== Objective ==
Identify and reproduce every line holding the string "doing".

== Material for the task ==
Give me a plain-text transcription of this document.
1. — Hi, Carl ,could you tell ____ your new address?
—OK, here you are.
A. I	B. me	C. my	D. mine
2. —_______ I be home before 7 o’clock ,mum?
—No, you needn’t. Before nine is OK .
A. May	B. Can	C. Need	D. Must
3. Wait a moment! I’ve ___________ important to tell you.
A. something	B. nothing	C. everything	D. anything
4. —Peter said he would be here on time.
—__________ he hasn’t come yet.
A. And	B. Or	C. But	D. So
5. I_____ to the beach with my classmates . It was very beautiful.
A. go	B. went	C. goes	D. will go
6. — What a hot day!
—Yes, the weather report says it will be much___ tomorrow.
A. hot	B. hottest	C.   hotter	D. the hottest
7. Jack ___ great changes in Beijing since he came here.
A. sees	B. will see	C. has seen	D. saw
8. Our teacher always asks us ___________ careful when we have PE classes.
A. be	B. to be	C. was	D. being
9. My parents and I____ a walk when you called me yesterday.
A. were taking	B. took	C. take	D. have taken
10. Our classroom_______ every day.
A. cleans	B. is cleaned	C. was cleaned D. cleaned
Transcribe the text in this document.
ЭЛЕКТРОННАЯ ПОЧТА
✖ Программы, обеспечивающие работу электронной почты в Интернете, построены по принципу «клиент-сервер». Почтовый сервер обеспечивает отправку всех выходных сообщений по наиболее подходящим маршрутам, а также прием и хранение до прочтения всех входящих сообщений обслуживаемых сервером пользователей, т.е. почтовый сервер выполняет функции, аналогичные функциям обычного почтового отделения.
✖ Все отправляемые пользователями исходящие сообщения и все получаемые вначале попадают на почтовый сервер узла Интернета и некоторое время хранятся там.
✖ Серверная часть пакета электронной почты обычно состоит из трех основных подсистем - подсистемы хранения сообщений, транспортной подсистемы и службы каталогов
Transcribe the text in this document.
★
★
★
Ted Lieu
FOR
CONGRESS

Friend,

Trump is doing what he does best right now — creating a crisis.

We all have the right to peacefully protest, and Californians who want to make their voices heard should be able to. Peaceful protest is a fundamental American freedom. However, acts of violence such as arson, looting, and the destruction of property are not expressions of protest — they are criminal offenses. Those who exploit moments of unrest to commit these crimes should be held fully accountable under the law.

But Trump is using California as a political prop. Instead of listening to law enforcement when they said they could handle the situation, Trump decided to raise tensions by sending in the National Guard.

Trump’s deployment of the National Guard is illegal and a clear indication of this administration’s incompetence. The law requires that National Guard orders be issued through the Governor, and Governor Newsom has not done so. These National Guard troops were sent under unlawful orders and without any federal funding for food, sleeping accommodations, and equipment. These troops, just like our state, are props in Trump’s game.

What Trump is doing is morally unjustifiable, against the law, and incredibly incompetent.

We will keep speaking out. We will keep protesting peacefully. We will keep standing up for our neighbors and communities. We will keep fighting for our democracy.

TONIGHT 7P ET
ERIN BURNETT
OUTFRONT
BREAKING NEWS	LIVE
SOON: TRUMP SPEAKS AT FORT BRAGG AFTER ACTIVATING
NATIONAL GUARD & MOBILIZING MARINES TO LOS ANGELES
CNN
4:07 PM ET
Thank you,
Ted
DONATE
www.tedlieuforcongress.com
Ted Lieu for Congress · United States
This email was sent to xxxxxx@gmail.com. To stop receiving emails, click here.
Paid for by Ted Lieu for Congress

== Answer for the task ==
Trump is doing what he does best right now — creating a crisis.
What Trump is doing is morally unjustifiable, against the law, and incredibly incompetent.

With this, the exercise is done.